REQUIREMENT
Report every line in the listing that contains the string "structure".

INPUT MATERIAL

● ● ●

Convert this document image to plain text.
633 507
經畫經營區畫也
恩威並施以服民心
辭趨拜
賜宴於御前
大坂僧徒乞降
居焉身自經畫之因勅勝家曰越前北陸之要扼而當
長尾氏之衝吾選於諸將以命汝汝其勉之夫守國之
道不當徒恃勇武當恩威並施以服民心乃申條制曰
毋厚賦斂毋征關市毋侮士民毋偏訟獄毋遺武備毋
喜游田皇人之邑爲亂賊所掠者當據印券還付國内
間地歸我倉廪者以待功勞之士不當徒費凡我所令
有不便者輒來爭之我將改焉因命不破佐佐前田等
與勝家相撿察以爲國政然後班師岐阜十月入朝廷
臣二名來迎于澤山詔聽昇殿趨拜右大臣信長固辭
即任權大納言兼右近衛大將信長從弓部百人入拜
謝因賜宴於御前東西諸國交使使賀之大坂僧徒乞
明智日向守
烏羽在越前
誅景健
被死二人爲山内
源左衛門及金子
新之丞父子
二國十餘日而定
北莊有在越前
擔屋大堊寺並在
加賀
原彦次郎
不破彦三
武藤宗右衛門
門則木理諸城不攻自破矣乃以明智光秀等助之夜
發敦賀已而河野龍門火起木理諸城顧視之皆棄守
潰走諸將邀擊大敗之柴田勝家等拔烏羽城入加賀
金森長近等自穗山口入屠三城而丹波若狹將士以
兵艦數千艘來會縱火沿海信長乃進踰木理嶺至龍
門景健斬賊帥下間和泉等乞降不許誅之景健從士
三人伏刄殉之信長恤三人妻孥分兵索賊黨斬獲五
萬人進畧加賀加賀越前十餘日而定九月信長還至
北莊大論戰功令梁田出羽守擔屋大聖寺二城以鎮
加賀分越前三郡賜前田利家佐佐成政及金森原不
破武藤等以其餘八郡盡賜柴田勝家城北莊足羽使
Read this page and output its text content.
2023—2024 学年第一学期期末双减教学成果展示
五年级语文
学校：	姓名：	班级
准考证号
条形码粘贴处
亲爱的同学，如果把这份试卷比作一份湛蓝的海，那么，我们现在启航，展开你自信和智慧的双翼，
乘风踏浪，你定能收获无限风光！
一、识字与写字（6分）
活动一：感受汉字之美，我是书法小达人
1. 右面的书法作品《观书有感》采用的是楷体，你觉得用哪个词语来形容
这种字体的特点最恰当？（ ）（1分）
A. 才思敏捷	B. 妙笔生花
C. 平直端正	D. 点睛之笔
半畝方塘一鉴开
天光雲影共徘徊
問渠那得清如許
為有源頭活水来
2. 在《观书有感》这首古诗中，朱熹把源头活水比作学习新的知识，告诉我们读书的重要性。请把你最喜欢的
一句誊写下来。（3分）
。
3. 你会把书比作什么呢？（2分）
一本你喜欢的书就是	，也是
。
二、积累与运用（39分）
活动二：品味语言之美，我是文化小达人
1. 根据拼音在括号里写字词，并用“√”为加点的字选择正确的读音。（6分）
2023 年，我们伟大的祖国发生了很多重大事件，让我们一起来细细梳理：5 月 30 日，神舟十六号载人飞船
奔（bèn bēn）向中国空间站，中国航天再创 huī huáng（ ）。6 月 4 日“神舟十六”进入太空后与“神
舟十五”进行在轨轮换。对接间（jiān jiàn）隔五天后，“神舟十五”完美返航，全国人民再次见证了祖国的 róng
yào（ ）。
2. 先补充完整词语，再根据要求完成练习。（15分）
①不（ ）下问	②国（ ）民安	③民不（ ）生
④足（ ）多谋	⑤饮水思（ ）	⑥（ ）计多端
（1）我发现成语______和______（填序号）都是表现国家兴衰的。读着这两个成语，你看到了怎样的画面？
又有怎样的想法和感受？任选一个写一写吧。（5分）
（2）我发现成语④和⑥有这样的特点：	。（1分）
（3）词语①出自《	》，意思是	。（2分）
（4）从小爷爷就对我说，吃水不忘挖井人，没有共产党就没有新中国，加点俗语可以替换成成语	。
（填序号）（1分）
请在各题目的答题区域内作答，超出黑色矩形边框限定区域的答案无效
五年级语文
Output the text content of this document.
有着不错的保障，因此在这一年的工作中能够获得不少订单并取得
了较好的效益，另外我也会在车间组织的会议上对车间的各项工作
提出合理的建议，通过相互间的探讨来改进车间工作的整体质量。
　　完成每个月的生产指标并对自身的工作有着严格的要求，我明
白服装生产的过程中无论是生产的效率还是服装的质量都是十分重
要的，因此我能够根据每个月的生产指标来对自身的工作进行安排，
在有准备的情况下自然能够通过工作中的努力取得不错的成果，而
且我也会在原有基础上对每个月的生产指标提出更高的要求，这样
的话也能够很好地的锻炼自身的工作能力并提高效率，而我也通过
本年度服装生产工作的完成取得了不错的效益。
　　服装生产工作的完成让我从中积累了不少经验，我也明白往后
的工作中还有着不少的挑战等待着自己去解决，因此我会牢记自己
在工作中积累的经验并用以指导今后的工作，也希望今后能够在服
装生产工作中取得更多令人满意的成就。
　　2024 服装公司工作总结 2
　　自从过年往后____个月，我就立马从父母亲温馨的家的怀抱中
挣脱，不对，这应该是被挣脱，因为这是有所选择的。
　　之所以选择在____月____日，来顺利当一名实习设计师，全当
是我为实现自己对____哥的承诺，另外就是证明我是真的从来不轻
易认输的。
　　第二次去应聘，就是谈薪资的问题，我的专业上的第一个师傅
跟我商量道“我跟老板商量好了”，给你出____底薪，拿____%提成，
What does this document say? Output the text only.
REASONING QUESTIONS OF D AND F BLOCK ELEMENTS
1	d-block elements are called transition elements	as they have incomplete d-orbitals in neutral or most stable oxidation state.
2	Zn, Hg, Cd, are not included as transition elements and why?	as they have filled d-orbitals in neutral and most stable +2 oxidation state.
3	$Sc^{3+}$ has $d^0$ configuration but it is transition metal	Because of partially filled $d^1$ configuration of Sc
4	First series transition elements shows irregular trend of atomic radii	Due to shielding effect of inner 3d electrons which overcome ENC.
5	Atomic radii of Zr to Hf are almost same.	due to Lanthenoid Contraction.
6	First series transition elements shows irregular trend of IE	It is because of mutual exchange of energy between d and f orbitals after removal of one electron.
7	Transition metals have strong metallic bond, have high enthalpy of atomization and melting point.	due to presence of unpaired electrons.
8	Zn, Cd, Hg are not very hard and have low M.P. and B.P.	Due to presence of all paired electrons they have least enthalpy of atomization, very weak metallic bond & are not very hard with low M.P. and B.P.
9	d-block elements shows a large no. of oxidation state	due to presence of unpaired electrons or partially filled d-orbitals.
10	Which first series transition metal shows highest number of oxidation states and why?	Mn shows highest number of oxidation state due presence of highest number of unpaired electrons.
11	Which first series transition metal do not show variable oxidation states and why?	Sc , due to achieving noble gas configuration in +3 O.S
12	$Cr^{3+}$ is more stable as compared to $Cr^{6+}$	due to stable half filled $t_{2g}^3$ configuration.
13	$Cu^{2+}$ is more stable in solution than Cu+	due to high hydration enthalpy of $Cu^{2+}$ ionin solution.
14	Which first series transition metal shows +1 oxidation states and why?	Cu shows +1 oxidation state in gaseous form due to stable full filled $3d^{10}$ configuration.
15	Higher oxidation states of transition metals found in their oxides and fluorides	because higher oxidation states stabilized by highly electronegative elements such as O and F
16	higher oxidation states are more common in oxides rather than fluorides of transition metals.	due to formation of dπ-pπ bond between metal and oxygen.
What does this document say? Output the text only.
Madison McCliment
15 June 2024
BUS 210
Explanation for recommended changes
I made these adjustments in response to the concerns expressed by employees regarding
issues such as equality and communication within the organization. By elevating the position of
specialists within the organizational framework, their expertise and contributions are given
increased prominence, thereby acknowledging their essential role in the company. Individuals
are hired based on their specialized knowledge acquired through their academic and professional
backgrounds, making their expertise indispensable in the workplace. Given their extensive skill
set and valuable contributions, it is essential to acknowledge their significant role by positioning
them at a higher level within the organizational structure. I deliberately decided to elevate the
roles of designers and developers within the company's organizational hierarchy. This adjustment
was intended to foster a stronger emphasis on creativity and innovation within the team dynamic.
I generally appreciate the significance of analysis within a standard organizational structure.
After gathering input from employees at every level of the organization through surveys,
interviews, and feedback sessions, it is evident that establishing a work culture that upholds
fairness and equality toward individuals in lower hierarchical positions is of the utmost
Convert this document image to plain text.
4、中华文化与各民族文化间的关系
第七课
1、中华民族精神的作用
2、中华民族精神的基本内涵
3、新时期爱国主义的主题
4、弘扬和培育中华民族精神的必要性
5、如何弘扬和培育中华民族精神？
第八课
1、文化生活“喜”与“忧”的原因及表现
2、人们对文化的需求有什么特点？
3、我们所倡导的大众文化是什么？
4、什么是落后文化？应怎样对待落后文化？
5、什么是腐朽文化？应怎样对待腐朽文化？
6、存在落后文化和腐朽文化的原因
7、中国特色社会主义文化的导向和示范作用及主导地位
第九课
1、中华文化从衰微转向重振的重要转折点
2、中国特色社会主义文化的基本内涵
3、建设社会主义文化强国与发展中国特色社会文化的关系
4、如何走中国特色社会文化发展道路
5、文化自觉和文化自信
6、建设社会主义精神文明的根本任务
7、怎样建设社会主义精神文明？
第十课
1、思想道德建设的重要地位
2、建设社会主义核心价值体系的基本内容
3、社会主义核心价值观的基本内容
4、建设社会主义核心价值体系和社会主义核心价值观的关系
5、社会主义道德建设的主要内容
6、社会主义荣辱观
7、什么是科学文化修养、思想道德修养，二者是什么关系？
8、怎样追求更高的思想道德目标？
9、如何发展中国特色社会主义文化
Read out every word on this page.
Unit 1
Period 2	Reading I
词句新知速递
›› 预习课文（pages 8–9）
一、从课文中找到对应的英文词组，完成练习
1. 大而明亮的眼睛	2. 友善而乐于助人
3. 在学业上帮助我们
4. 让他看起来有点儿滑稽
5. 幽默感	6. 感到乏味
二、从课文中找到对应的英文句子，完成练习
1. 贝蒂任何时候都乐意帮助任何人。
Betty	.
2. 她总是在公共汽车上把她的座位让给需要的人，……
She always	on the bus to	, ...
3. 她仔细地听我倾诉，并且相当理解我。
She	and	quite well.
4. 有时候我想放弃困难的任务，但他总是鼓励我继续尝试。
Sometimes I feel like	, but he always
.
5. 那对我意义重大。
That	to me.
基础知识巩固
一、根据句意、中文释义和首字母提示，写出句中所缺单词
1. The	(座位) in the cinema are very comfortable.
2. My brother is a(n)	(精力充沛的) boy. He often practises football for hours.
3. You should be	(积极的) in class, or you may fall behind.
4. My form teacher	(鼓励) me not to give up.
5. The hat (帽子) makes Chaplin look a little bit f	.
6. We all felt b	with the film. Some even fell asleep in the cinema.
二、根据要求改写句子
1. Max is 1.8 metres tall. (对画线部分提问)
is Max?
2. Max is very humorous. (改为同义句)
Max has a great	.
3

● ● ●

FULL RESPONSE
them at a higher level within the organizational structure. I deliberately decided to elevate the
I generally appreciate the significance of analysis within a standard organizational structure.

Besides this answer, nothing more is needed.